***** Dataset records *****

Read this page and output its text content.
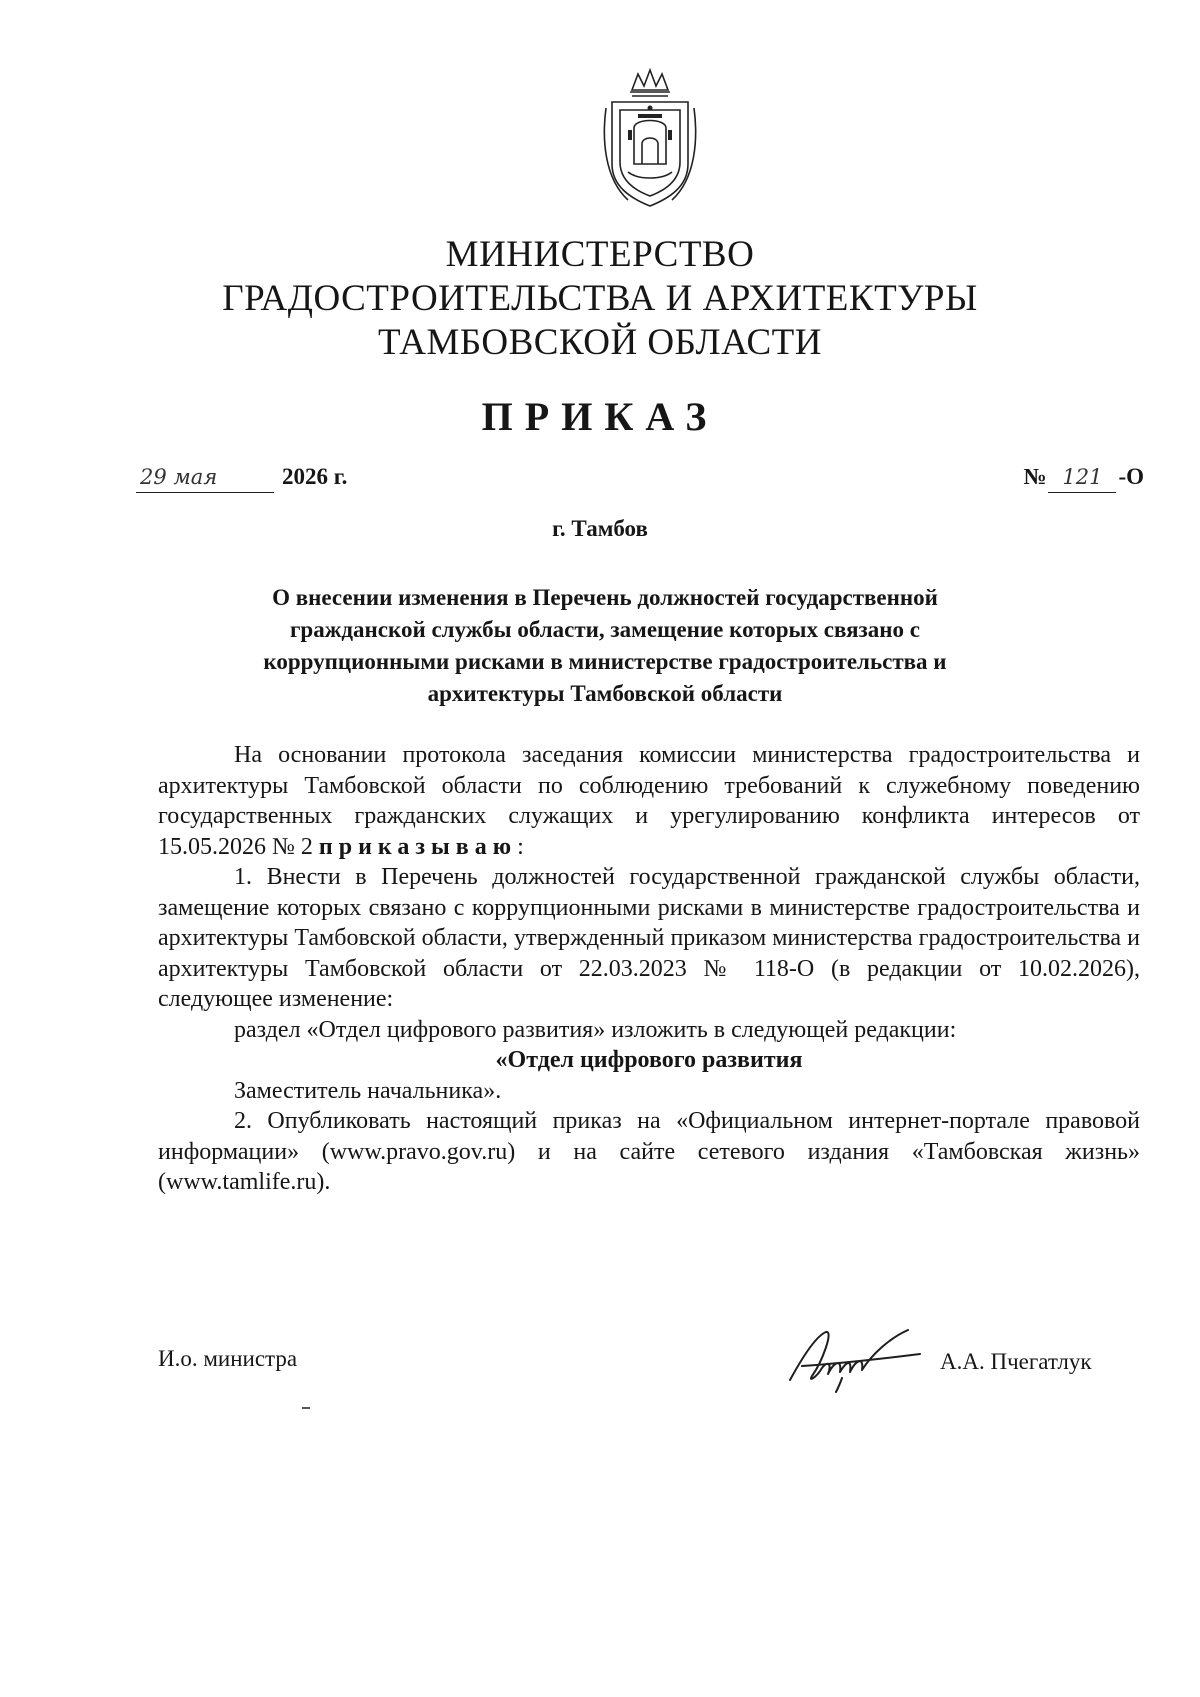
МИНИСТЕРСТВО
ГРАДОСТРОИТЕЛЬСТВА И АРХИТЕКТУРЫ
ТАМБОВСКОЙ ОБЛАСТИ
ПРИКАЗ
29 мая	2026 г.	№ 121 -О
г. Тамбов
О внесении изменения в Перечень должностей государственной
гражданской службы области, замещение которых связано с
коррупционными рисками в министерстве градостроительства и
архитектуры Тамбовской области

На основании протокола заседания комиссии министерства градостроительства и архитектуры Тамбовской области по соблюдению требований к служебному поведению государственных гражданских служащих и урегулированию конфликта интересов от 15.05.2026 № 2 приказываю:

1. Внести в Перечень должностей государственной гражданской службы области, замещение которых связано с коррупционными рисками в министерстве градостроительства и архитектуры Тамбовской области, утвержденный приказом министерства градостроительства и архитектуры Тамбовской области от 22.03.2023 № 118-О (в редакции от 10.02.2026), следующее изменение:

раздел «Отдел цифрового развития» изложить в следующей редакции:

«Отдел цифрового развития

Заместитель начальника».

2. Опубликовать настоящий приказ на «Официальном интернет-портале правовой информации» (www.pravo.gov.ru) и на сайте сетевого издания «Тамбовская жизнь» (www.tamlife.ru).

И.о. министра	А.А. Пчегатлук
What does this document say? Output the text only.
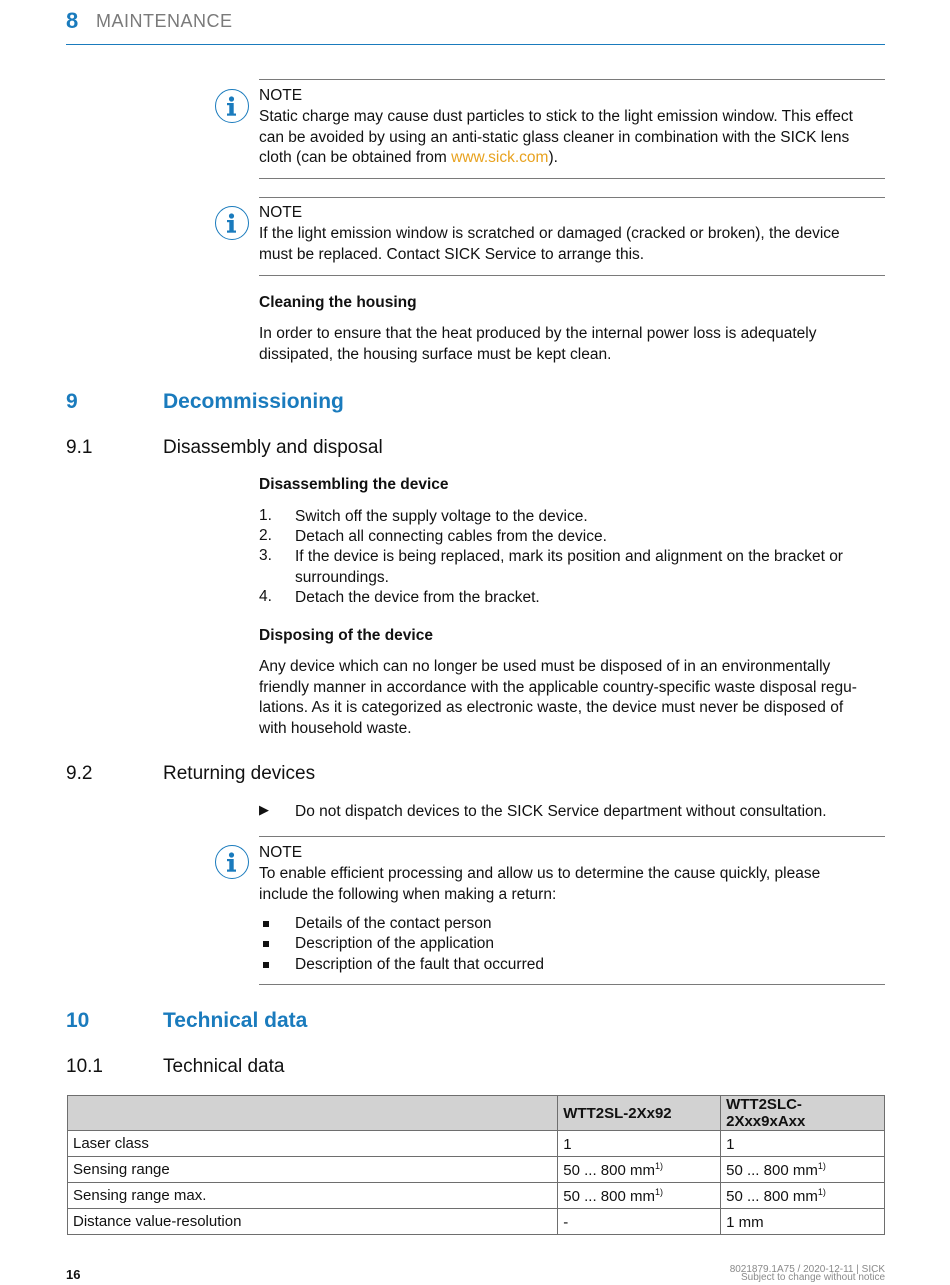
8 MAINTENANCE
NOTE
Static charge may cause dust particles to stick to the light emission window. This effect
can be avoided by using an anti-static glass cleaner in combination with the SICK lens
cloth (can be obtained from www.sick.com).
NOTE
If the light emission window is scratched or damaged (cracked or broken), the device
must be replaced. Contact SICK Service to arrange this.
Cleaning the housing
In order to ensure that the heat produced by the internal power loss is adequately
dissipated, the housing surface must be kept clean.
9	Decommissioning
9.1	Disassembly and disposal
Disassembling the device
1. Switch off the supply voltage to the device.
2. Detach all connecting cables from the device.
3. If the device is being replaced, mark its position and alignment on the bracket or
surroundings.
4. Detach the device from the bracket.
Disposing of the device
Any device which can no longer be used must be disposed of in an environmentally
friendly manner in accordance with the applicable country-specific waste disposal regu-
lations. As it is categorized as electronic waste, the device must never be disposed of
with household waste.
9.2	Returning devices
▶ Do not dispatch devices to the SICK Service department without consultation.
NOTE
To enable efficient processing and allow us to determine the cause quickly, please
include the following when making a return:
Details of the contact person
Description of the application
Description of the fault that occurred
10	Technical data
10.1	Technical data
	WTT2SL-2Xx92	WTT2SLC-2Xxx9xAxx
Laser class	1	1
Sensing range	50 ... 800 $mm^{1)}$	50 ... 800 $mm^{1)}$
Sensing range max.	50 ... 800 $mm^{1)}$	50 ... 800 $mm^{1)}$
Distance value-resolution	-	1 mm
16	8021879.1A75 / 2020-12-11 | SICK
Subject to change without notice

*****

Task brief: Pull every line containing "light" out of the records.

Result of the task:
Static charge may cause dust particles to stick to the light emission window. This effect
If the light emission window is scratched or damaged (cracked or broken), the device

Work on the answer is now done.